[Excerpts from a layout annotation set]

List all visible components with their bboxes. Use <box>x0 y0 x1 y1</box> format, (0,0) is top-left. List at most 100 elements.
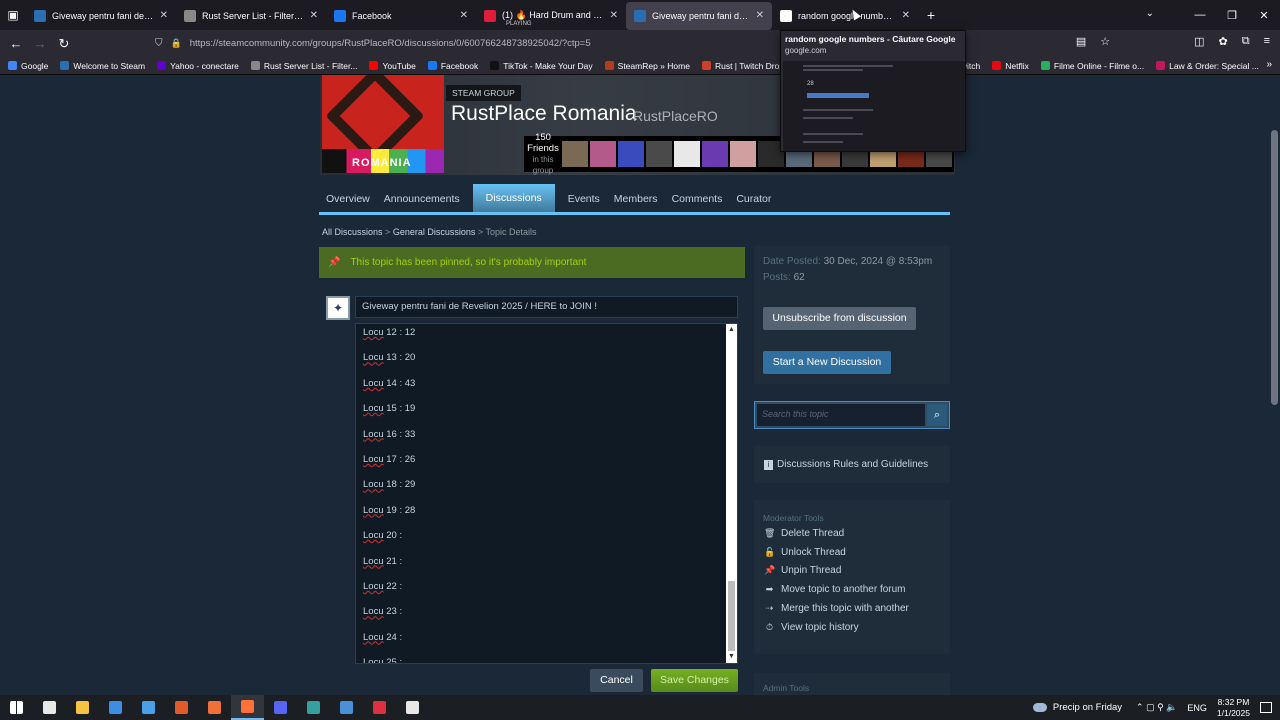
minimize-icon[interactable]: — <box>1184 9 1216 21</box>
friend-avatar[interactable] <box>590 141 616 167</box>
reader-view-icon[interactable]: ▤ <box>1076 35 1086 48</box>
app-taskbar-icon[interactable] <box>396 695 429 720</box>
url-text[interactable]: https://steamcommunity.com/groups/RustPl… <box>190 38 591 49</box>
tab-overview[interactable]: Overview <box>319 186 377 212</box>
new-discussion-button[interactable]: Start a New Discussion <box>763 351 891 374</box>
author-avatar[interactable]: ✦ <box>326 296 350 320</box>
pocket-icon[interactable]: ◫ <box>1194 35 1204 48</box>
bookmark-star-icon[interactable]: ☆ <box>1100 35 1110 48</box>
mod-tool-pin[interactable]: 📌 Unpin Thread <box>764 565 841 576</box>
breadcrumb-general-discussions[interactable]: General Discussions <box>393 227 476 237</box>
start-taskbar-icon[interactable] <box>0 695 33 720</box>
tab-discussions[interactable]: Discussions <box>472 184 555 212</box>
page-scrollbar[interactable] <box>1269 75 1280 695</box>
restore-icon[interactable]: ❐ <box>1216 9 1248 22</box>
shield-icon[interactable]: ⛉ <box>155 38 163 49</box>
tab-curator[interactable]: Curator <box>729 186 778 212</box>
bookmark-item[interactable]: SteamRep » Home <box>604 61 690 71</box>
tab-list-icon[interactable]: ▣ <box>0 0 26 30</box>
reload-icon[interactable]: ↻ <box>52 36 76 52</box>
scroll-up-icon[interactable]: ▲ <box>726 325 737 335</box>
language-indicator[interactable]: ENG <box>1187 703 1207 713</box>
app-taskbar-icon[interactable] <box>297 695 330 720</box>
tab-close-icon[interactable]: ✕ <box>610 10 618 21</box>
topic-title-input[interactable]: Giveway pentru fani de Revelion 2025 / H… <box>355 296 738 318</box>
breadcrumb-all-discussions[interactable]: All Discussions <box>322 227 383 237</box>
friend-avatar[interactable] <box>702 141 728 167</box>
menu-icon[interactable]: ≡ <box>1264 35 1270 48</box>
bookmark-item[interactable]: Filme Online - Filme o... <box>1040 61 1144 71</box>
tab-close-icon[interactable]: ✕ <box>460 10 468 21</box>
rules-link[interactable]: i Discussions Rules and Guidelines <box>754 446 950 483</box>
mod-tool-trash[interactable]: 🗑 Delete Thread <box>764 528 844 539</box>
steam-taskbar-icon[interactable] <box>330 695 363 720</box>
tab-comments[interactable]: Comments <box>665 186 730 212</box>
new-tab-button[interactable]: + <box>918 7 944 23</box>
friend-avatar[interactable] <box>674 141 700 167</box>
tab-members[interactable]: Members <box>607 186 665 212</box>
tab-close-icon[interactable]: ✕ <box>902 10 910 21</box>
page-scroll-thumb[interactable] <box>1271 130 1278 405</box>
friend-avatar[interactable] <box>646 141 672 167</box>
bookmark-item[interactable]: TikTok - Make Your Day <box>490 61 593 71</box>
friend-avatar[interactable] <box>562 141 588 167</box>
task-view-taskbar-icon[interactable] <box>33 695 66 720</box>
tab-events[interactable]: Events <box>561 186 607 212</box>
firefox-taskbar-icon[interactable] <box>231 695 264 720</box>
textarea-scroll-thumb[interactable] <box>728 581 735 651</box>
unsubscribe-button[interactable]: Unsubscribe from discussion <box>763 307 916 330</box>
bookmark-item[interactable]: Welcome to Steam <box>60 61 145 71</box>
chevron-down-icon[interactable]: ⌄ <box>1146 8 1154 19</box>
tab-announcements[interactable]: Announcements <box>377 186 467 212</box>
tab-close-icon[interactable]: ✕ <box>756 10 764 21</box>
store-taskbar-icon[interactable] <box>99 695 132 720</box>
tab-close-icon[interactable]: ✕ <box>310 10 318 21</box>
weather-widget[interactable]: Precip on Friday <box>1032 702 1122 713</box>
browser-tab[interactable]: random google numbers - Căutare Google ✕ <box>772 2 918 30</box>
bookmark-item[interactable]: Rust Server List - Filter... <box>250 61 357 71</box>
cancel-button[interactable]: Cancel <box>590 669 643 692</box>
browser-tab[interactable]: Giveway pentru fani de Revelion ✕ <box>26 2 176 30</box>
tab-close-icon[interactable]: ✕ <box>160 10 168 21</box>
clock[interactable]: 8:32 PM 1/1/2025 <box>1217 697 1250 719</box>
bookmark-item[interactable]: Rust | Twitch Drops <box>701 61 788 71</box>
lock-icon[interactable]: 🔒 <box>171 38 182 49</box>
bookmark-item[interactable]: Facebook <box>427 61 478 71</box>
bookmark-item[interactable]: Google <box>8 61 48 71</box>
bookmarks-overflow-icon[interactable]: » <box>1266 59 1272 70</box>
close-window-icon[interactable]: ✕ <box>1248 9 1280 22</box>
browser-tab[interactable]: (1) 🔥 Hard Drum and Bass Mix ✕ PLAYING <box>476 2 626 30</box>
search-icon[interactable]: ⌕ <box>927 404 947 426</box>
tray-icons[interactable]: ⌃ ▢ ⚲ 🔈 <box>1136 702 1177 713</box>
bookmark-item[interactable]: Law & Order: Special ... <box>1156 61 1259 71</box>
discord-taskbar-icon[interactable] <box>264 695 297 720</box>
scroll-down-icon[interactable]: ▼ <box>726 652 737 662</box>
browser-tab[interactable]: Giveway pentru fani de Revelion ✕ <box>626 1 772 30</box>
mail-taskbar-icon[interactable] <box>132 695 165 720</box>
topic-body-textarea[interactable]: Locu 12 : 12 Locu 13 : 20 Locu 14 : 43 Locu… <box>355 323 738 664</box>
bookmark-item[interactable]: Yahoo - conectare <box>157 61 239 71</box>
app-taskbar-icon[interactable] <box>363 695 396 720</box>
bookmark-item[interactable]: Netflix <box>992 61 1029 71</box>
mod-tool-history[interactable]: ⏱ View topic history <box>764 622 859 633</box>
extensions-icon[interactable]: ⧉ <box>1242 35 1250 48</box>
friend-avatar[interactable] <box>618 141 644 167</box>
mod-tool-unlock[interactable]: 🔓 Unlock Thread <box>764 547 846 558</box>
topic-search-input[interactable]: Search this topic <box>757 404 925 426</box>
file-explorer-taskbar-icon[interactable] <box>66 695 99 720</box>
extension-icon[interactable]: ✿ <box>1219 35 1228 48</box>
bookmark-item[interactable]: YouTube <box>369 61 416 71</box>
back-icon[interactable]: ← <box>4 36 28 51</box>
forward-icon[interactable]: → <box>28 36 52 51</box>
app-taskbar-icon[interactable] <box>198 695 231 720</box>
notifications-icon[interactable] <box>1260 702 1272 713</box>
textarea-scrollbar[interactable]: ▲ ▼ <box>726 324 737 663</box>
friend-avatar[interactable] <box>730 141 756 167</box>
mod-tool-move[interactable]: ➡ Move topic to another forum <box>764 584 906 595</box>
save-changes-button[interactable]: Save Changes <box>651 669 738 692</box>
browser-tab[interactable]: Rust Server List - Filter and search ✕ <box>176 2 326 30</box>
rules-label[interactable]: Discussions Rules and Guidelines <box>777 459 928 470</box>
app-taskbar-icon[interactable] <box>165 695 198 720</box>
mod-tool-merge[interactable]: ⇢ Merge this topic with another <box>764 603 909 614</box>
browser-tab[interactable]: Facebook ✕ <box>326 2 476 30</box>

■ **Problem to work on**: Write out every line of the material above word for word, leaving out the picture.

■ **Output for this exercise**:
List all visible components with their bboxes. Use <box>x0 y0 x1 y1</box> format, (0,0) is top-left. List at most 100 elements.
minimize-icon[interactable]: — <box>1184 9 1216 21</box>
friend-avatar[interactable] <box>590 141 616 167</box>
reader-view-icon[interactable]: ▤ <box>1076 35 1086 48</box>
app-taskbar-icon[interactable] <box>396 695 429 720</box>
url-text[interactable]: https://steamcommunity.com/groups/RustPl… <box>190 38 591 49</box>
tab-overview[interactable]: Overview <box>319 186 377 212</box>
new-discussion-button[interactable]: Start a New Discussion <box>763 351 891 374</box>
author-avatar[interactable]: ✦ <box>326 296 350 320</box>
pocket-icon[interactable]: ◫ <box>1194 35 1204 48</box>
bookmark-star-icon[interactable]: ☆ <box>1100 35 1110 48</box>
mod-tool-pin[interactable]: 📌 Unpin Thread <box>764 565 841 576</box>
breadcrumb-general-discussions[interactable]: General Discussions <box>393 227 476 237</box>
start-taskbar-icon[interactable] <box>0 695 33 720</box>
tab-discussions[interactable]: Discussions <box>472 184 555 212</box>
page-scrollbar[interactable] <box>1269 75 1280 695</box>
restore-icon[interactable]: ❐ <box>1216 9 1248 22</box>
shield-icon[interactable]: ⛉ <box>155 38 163 49</box>
tab-curator[interactable]: Curator <box>729 186 778 212</box>
bookmark-item[interactable]: SteamRep » Home <box>604 61 690 71</box>
tab-list-icon[interactable]: ▣ <box>0 0 26 30</box>
reload-icon[interactable]: ↻ <box>52 36 76 52</box>
scroll-up-icon[interactable]: ▲ <box>726 325 737 335</box>
language-indicator[interactable]: ENG <box>1187 703 1207 713</box>
app-taskbar-icon[interactable] <box>297 695 330 720</box>
tab-close-icon[interactable]: ✕ <box>610 10 618 21</box>
topic-title-input[interactable]: Giveway pentru fani de Revelion 2025 / H… <box>355 296 738 318</box>
breadcrumb-all-discussions[interactable]: All Discussions <box>322 227 383 237</box>
friend-avatar[interactable] <box>702 141 728 167</box>
menu-icon[interactable]: ≡ <box>1264 35 1270 48</box>
bookmark-item[interactable]: Filme Online - Filme o... <box>1040 61 1144 71</box>
tab-close-icon[interactable]: ✕ <box>460 10 468 21</box>
rules-link[interactable]: i Discussions Rules and Guidelines <box>754 446 950 483</box>
mod-tool-trash[interactable]: 🗑 Delete Thread <box>764 528 844 539</box>
steam-taskbar-icon[interactable] <box>330 695 363 720</box>
tab-comments[interactable]: Comments <box>665 186 730 212</box>
new-tab-button[interactable]: + <box>918 7 944 23</box>
friend-avatar[interactable] <box>674 141 700 167</box>
tab-members[interactable]: Members <box>607 186 665 212</box>
tab-close-icon[interactable]: ✕ <box>902 10 910 21</box>
page-scroll-thumb[interactable] <box>1271 130 1278 405</box>
friend-avatar[interactable] <box>646 141 672 167</box>
bookmark-item[interactable]: TikTok - Make Your Day <box>490 61 593 71</box>
friend-avatar[interactable] <box>562 141 588 167</box>
task-view-taskbar-icon[interactable] <box>33 695 66 720</box>
tab-events[interactable]: Events <box>561 186 607 212</box>
firefox-taskbar-icon[interactable] <box>231 695 264 720</box>
textarea-scroll-thumb[interactable] <box>728 581 735 651</box>
unsubscribe-button[interactable]: Unsubscribe from discussion <box>763 307 916 330</box>
bookmark-item[interactable]: Welcome to Steam <box>60 61 145 71</box>
chevron-down-icon[interactable]: ⌄ <box>1146 8 1154 19</box>
tab-announcements[interactable]: Announcements <box>377 186 467 212</box>
tab-close-icon[interactable]: ✕ <box>756 10 764 21</box>
store-taskbar-icon[interactable] <box>99 695 132 720</box>
tab-close-icon[interactable]: ✕ <box>310 10 318 21</box>
weather-widget[interactable]: Precip on Friday <box>1032 702 1122 713</box>
browser-tab[interactable]: random google numbers - Căutare Google ✕ <box>772 2 918 30</box>
bookmark-item[interactable]: Rust Server List - Filter... <box>250 61 357 71</box>
cancel-button[interactable]: Cancel <box>590 669 643 692</box>
browser-tab[interactable]: Giveway pentru fani de Revelion ✕ <box>26 2 176 30</box>
tab-close-icon[interactable]: ✕ <box>160 10 168 21</box>
clock[interactable]: 8:32 PM 1/1/2025 <box>1217 697 1250 719</box>
bookmark-item[interactable]: Rust | Twitch Drops <box>701 61 788 71</box>
lock-icon[interactable]: 🔒 <box>171 38 182 49</box>
bookmark-item[interactable]: Facebook <box>427 61 478 71</box>
bookmark-item[interactable]: Google <box>8 61 48 71</box>
bookmarks-overflow-icon[interactable]: » <box>1266 59 1272 70</box>
close-window-icon[interactable]: ✕ <box>1248 9 1280 22</box>
browser-tab[interactable]: (1) 🔥 Hard Drum and Bass Mix ✕ PLAYING <box>476 2 626 30</box>
search-icon[interactable]: ⌕ <box>927 404 947 426</box>
tray-icons[interactable]: ⌃ ▢ ⚲ 🔈 <box>1136 702 1177 713</box>
bookmark-item[interactable]: Law & Order: Special ... <box>1156 61 1259 71</box>
discord-taskbar-icon[interactable] <box>264 695 297 720</box>
scroll-down-icon[interactable]: ▼ <box>726 652 737 662</box>
browser-tab[interactable]: Giveway pentru fani de Revelion ✕ <box>626 1 772 30</box>
mail-taskbar-icon[interactable] <box>132 695 165 720</box>
topic-body-textarea[interactable]: Locu 12 : 12 Locu 13 : 20 Locu 14 : 43 Locu… <box>355 323 738 664</box>
bookmark-item[interactable]: Yahoo - conectare <box>157 61 239 71</box>
app-taskbar-icon[interactable] <box>363 695 396 720</box>
bookmark-item[interactable]: Netflix <box>992 61 1029 71</box>
mod-tool-history[interactable]: ⏱ View topic history <box>764 622 859 633</box>
extensions-icon[interactable]: ⧉ <box>1242 35 1250 48</box>
friend-avatar[interactable] <box>618 141 644 167</box>
mod-tool-unlock[interactable]: 🔓 Unlock Thread <box>764 547 846 558</box>
topic-search-input[interactable]: Search this topic <box>757 404 925 426</box>
file-explorer-taskbar-icon[interactable] <box>66 695 99 720</box>
extension-icon[interactable]: ✿ <box>1219 35 1228 48</box>
bookmark-item[interactable]: YouTube <box>369 61 416 71</box>
back-icon[interactable]: ← <box>4 36 28 51</box>
forward-icon[interactable]: → <box>28 36 52 51</box>
app-taskbar-icon[interactable] <box>198 695 231 720</box>
notifications-icon[interactable] <box>1260 702 1272 713</box>
textarea-scrollbar[interactable]: ▲ ▼ <box>726 324 737 663</box>
friend-avatar[interactable] <box>730 141 756 167</box>
mod-tool-move[interactable]: ➡ Move topic to another forum <box>764 584 906 595</box>
save-changes-button[interactable]: Save Changes <box>651 669 738 692</box>
browser-tab[interactable]: Rust Server List - Filter and search ✕ <box>176 2 326 30</box>
rules-label[interactable]: Discussions Rules and Guidelines <box>777 459 928 470</box>
app-taskbar-icon[interactable] <box>165 695 198 720</box>
mod-tool-merge[interactable]: ⇢ Merge this topic with another <box>764 603 909 614</box>
browser-tab[interactable]: Facebook ✕ <box>326 2 476 30</box>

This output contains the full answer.